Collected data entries
====
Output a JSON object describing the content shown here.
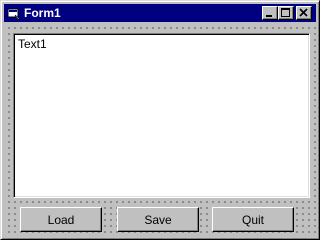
{
  "window": {
    "title": "Form1",
    "titlebar_color": "#000080",
    "face_color": "#c0c0c0",
    "controls": [
      "minimize-icon",
      "maximize-icon",
      "close-icon"
    ]
  },
  "textbox": {
    "value": "Text1"
  },
  "buttons": {
    "load": "Load",
    "save": "Save",
    "quit": "Quit"
  }
}
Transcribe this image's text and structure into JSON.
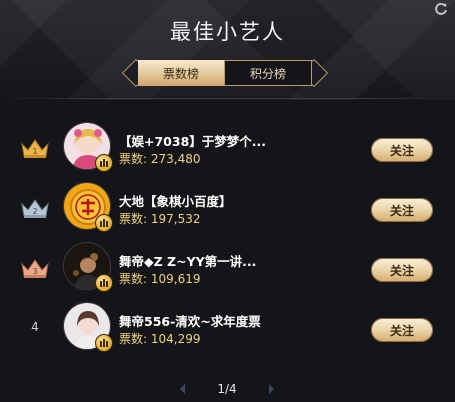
{
  "header": {
    "title": "最佳小艺人",
    "refresh_icon": "refresh-icon"
  },
  "tabs": [
    {
      "label": "票数榜",
      "active": true
    },
    {
      "label": "积分榜",
      "active": false
    }
  ],
  "list": {
    "votes_label": "票数:",
    "follow_label": "关注",
    "items": [
      {
        "rank": "1",
        "name": "【娱+7038】于梦梦个...",
        "votes": "273,480",
        "badge": "gold-crown-icon"
      },
      {
        "rank": "2",
        "name": "大地【象棋小百度】",
        "votes": "197,532",
        "badge": "silver-crown-icon"
      },
      {
        "rank": "3",
        "name": "舞帝◆Z Z~YY第一讲...",
        "votes": "109,619",
        "badge": "bronze-crown-icon"
      },
      {
        "rank": "4",
        "name": "舞帝556-清欢~求年度票",
        "votes": "104,299",
        "badge": ""
      }
    ]
  },
  "pager": {
    "text": "1/4"
  },
  "colors": {
    "gold": "#f0d27a",
    "button_gradient_top": "#fbf0da",
    "button_gradient_bottom": "#d2aa70",
    "background": "#141519"
  }
}
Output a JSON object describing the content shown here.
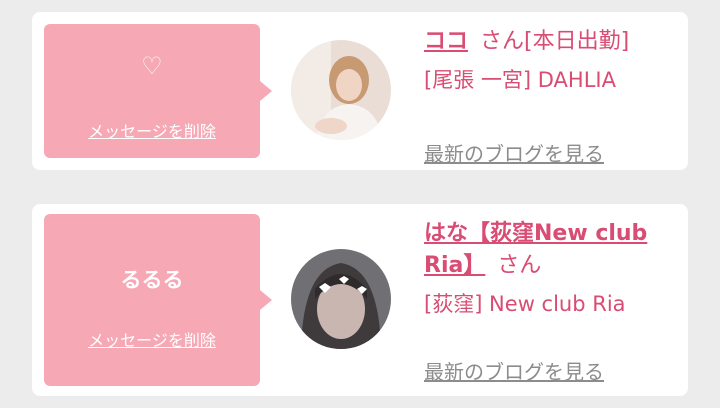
{
  "messages": [
    {
      "bubble_icon": "white-heart-icon",
      "bubble_text": "",
      "delete_label": "メッセージを削除",
      "name": "ココ",
      "honorific": "さん[本日出勤]",
      "location": "[尾張 一宮] DAHLIA",
      "blog_label": "最新のブログを見る"
    },
    {
      "bubble_icon": "",
      "bubble_text": "るるる",
      "delete_label": "メッセージを削除",
      "name_line1": "はな【荻窪New club",
      "name_line2": "Ria】",
      "honorific": "さん",
      "location": "[荻窪] New club Ria",
      "blog_label": "最新のブログを見る"
    }
  ],
  "colors": {
    "accent": "#d94c73",
    "bubble": "#f7a8b5",
    "link_gray": "#8c8c8c"
  }
}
====
What is required: Repeat the material exactly as it reads, without any of its pictures.

Exercise output:
Output a JSON object describing the content shown here.
{
  "window": {
    "title": "Form1",
    "titlebar_color": "#000080",
    "face_color": "#c0c0c0",
    "controls": [
      "minimize-icon",
      "maximize-icon",
      "close-icon"
    ]
  },
  "textbox": {
    "value": "Text1"
  },
  "buttons": {
    "load": "Load",
    "save": "Save",
    "quit": "Quit"
  }
}
Transcribe this image's text and structure into JSON.
{
  "header": {
    "title": "最佳小艺人",
    "refresh_icon": "refresh-icon"
  },
  "tabs": [
    {
      "label": "票数榜",
      "active": true
    },
    {
      "label": "积分榜",
      "active": false
    }
  ],
  "list": {
    "votes_label": "票数:",
    "follow_label": "关注",
    "items": [
      {
        "rank": "1",
        "name": "【娱+7038】于梦梦个...",
        "votes": "273,480",
        "badge": "gold-crown-icon"
      },
      {
        "rank": "2",
        "name": "大地【象棋小百度】",
        "votes": "197,532",
        "badge": "silver-crown-icon"
      },
      {
        "rank": "3",
        "name": "舞帝◆Z Z~YY第一讲...",
        "votes": "109,619",
        "badge": "bronze-crown-icon"
      },
      {
        "rank": "4",
        "name": "舞帝556-清欢~求年度票",
        "votes": "104,299",
        "badge": ""
      }
    ]
  },
  "pager": {
    "text": "1/4"
  },
  "colors": {
    "gold": "#f0d27a",
    "button_gradient_top": "#fbf0da",
    "button_gradient_bottom": "#d2aa70",
    "background": "#141519"
  }
}
Output a JSON object describing the content shown here.
{
  "messages": [
    {
      "bubble_icon": "white-heart-icon",
      "bubble_text": "",
      "delete_label": "メッセージを削除",
      "name": "ココ",
      "honorific": "さん[本日出勤]",
      "location": "[尾張 一宮] DAHLIA",
      "blog_label": "最新のブログを見る"
    },
    {
      "bubble_icon": "",
      "bubble_text": "るるる",
      "delete_label": "メッセージを削除",
      "name_line1": "はな【荻窪New club",
      "name_line2": "Ria】",
      "honorific": "さん",
      "location": "[荻窪] New club Ria",
      "blog_label": "最新のブログを見る"
    }
  ],
  "colors": {
    "accent": "#d94c73",
    "bubble": "#f7a8b5",
    "link_gray": "#8c8c8c"
  }
}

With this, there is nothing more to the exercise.